Pick out each line below containing "screenshot".

___ Source records

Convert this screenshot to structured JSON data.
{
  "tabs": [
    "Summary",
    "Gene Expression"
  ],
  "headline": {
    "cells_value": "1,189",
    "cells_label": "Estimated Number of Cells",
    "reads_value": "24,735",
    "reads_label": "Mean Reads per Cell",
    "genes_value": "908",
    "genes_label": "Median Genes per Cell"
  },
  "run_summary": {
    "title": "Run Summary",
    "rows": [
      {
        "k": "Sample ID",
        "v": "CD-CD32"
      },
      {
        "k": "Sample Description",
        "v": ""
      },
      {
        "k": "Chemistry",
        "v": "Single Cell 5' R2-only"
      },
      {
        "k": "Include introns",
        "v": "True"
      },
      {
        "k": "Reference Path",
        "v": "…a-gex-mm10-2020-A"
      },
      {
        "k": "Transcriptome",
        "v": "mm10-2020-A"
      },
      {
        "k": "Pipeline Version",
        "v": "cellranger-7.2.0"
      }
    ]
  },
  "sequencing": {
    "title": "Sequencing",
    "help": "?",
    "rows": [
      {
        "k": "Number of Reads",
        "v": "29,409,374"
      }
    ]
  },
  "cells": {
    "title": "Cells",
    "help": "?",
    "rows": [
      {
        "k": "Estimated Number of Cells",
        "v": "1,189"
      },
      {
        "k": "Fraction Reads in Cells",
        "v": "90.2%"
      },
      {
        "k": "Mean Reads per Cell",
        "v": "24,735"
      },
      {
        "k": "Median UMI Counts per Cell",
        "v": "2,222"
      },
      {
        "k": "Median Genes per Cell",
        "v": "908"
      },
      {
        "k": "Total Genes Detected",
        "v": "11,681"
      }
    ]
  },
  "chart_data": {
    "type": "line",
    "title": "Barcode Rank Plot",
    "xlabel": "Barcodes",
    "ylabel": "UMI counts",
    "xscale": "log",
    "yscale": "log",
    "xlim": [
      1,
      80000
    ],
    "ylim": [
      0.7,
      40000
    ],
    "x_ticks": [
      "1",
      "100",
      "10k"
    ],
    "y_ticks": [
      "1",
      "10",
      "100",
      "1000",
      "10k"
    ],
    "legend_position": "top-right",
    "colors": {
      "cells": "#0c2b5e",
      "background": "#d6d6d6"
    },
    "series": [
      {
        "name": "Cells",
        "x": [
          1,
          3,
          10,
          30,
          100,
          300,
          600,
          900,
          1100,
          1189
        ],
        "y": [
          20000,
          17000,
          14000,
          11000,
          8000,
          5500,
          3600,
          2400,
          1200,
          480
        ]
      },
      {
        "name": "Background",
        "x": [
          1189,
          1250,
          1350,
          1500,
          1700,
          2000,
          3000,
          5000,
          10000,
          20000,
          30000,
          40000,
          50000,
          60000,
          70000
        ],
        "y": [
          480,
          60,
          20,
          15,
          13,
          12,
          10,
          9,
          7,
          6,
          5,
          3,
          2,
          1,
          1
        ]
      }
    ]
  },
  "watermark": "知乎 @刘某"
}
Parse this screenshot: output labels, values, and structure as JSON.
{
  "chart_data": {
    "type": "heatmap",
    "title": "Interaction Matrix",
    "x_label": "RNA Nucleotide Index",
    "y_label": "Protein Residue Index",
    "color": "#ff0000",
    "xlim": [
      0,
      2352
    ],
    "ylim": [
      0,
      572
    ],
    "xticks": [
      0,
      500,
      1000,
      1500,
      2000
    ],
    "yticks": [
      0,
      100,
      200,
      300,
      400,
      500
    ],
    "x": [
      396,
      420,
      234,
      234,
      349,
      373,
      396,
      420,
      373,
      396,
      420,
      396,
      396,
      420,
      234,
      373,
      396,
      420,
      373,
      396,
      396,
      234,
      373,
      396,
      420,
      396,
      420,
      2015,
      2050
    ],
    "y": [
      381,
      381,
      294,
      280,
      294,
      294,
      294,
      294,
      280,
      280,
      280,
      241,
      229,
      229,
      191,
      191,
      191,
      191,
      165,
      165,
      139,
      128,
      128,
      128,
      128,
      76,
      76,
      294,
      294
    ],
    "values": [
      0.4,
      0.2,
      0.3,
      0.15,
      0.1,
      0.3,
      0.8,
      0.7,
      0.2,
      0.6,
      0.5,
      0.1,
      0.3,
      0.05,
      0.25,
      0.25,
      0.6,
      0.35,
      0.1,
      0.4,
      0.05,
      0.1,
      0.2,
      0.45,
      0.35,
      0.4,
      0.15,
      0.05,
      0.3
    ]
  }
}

______

| Reply to the exercise |
Convert this screenshot to structured JSON data.
Parse this screenshot: output labels, values, and structure as JSON.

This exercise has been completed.